*Problem details*:
Provide the data again in its entirety, exactly as given.

*Stored data*:
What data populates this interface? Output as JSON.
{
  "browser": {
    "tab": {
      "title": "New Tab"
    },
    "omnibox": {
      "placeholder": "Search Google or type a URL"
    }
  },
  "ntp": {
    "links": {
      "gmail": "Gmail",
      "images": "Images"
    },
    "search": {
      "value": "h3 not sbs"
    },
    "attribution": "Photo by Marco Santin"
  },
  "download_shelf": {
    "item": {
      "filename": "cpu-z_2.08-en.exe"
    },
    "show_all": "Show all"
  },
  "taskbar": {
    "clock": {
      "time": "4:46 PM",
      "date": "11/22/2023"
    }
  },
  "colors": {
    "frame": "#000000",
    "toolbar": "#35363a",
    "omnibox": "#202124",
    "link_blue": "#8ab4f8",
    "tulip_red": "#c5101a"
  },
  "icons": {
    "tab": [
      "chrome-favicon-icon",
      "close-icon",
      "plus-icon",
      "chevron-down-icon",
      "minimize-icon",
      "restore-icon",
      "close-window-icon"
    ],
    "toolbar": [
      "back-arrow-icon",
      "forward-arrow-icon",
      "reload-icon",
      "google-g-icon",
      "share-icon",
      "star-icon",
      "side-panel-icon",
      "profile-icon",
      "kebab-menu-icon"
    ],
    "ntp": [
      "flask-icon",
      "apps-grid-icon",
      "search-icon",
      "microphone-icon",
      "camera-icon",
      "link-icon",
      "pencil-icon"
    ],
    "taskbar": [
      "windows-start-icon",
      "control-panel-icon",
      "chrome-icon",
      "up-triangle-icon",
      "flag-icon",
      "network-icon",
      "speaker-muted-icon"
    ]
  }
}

*Worked solution*:
What data populates this interface? Output as JSON.
{
  "browser": {
    "tab": {
      "title": "New Tab"
    },
    "omnibox": {
      "placeholder": "Search Google or type a URL"
    }
  },
  "ntp": {
    "links": {
      "gmail": "Gmail",
      "images": "Images"
    },
    "search": {
      "value": "h3 not sbs"
    },
    "attribution": "Photo by Marco Santin"
  },
  "download_shelf": {
    "item": {
      "filename": "cpu-z_2.08-en.exe"
    },
    "show_all": "Show all"
  },
  "taskbar": {
    "clock": {
      "time": "4:46 PM",
      "date": "11/22/2023"
    }
  },
  "colors": {
    "frame": "#000000",
    "toolbar": "#35363a",
    "omnibox": "#202124",
    "link_blue": "#8ab4f8",
    "tulip_red": "#c5101a"
  },
  "icons": {
    "tab": [
      "chrome-favicon-icon",
      "close-icon",
      "plus-icon",
      "chevron-down-icon",
      "minimize-icon",
      "restore-icon",
      "close-window-icon"
    ],
    "toolbar": [
      "back-arrow-icon",
      "forward-arrow-icon",
      "reload-icon",
      "google-g-icon",
      "share-icon",
      "star-icon",
      "side-panel-icon",
      "profile-icon",
      "kebab-menu-icon"
    ],
    "ntp": [
      "flask-icon",
      "apps-grid-icon",
      "search-icon",
      "microphone-icon",
      "camera-icon",
      "link-icon",
      "pencil-icon"
    ],
    "taskbar": [
      "windows-start-icon",
      "control-panel-icon",
      "chrome-icon",
      "up-triangle-icon",
      "flag-icon",
      "network-icon",
      "speaker-muted-icon"
    ]
  }
}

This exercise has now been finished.